| Records from a data source |
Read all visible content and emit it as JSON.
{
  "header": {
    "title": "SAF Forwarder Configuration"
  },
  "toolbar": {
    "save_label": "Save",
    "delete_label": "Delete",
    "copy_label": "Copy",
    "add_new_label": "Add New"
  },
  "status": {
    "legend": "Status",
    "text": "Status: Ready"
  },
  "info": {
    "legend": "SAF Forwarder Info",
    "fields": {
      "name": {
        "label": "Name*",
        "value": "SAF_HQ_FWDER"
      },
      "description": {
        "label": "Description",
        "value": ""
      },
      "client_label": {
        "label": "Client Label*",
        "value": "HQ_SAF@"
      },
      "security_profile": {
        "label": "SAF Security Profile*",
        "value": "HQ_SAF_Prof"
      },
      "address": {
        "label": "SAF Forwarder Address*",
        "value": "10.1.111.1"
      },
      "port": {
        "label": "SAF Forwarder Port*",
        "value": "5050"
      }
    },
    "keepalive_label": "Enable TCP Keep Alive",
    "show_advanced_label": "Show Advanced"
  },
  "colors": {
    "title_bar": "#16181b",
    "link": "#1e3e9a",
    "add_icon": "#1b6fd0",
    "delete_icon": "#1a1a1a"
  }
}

| WORK TO COMPLETE |
Copy out each line that contains the word "value".

| WRITTEN ANSWER |
        "value": "SAF_HQ_FWDER"
        "value": ""
        "value": "HQ_SAF@"
        "value": "HQ_SAF_Prof"
        "value": "10.1.111.1"
        "value": "5050"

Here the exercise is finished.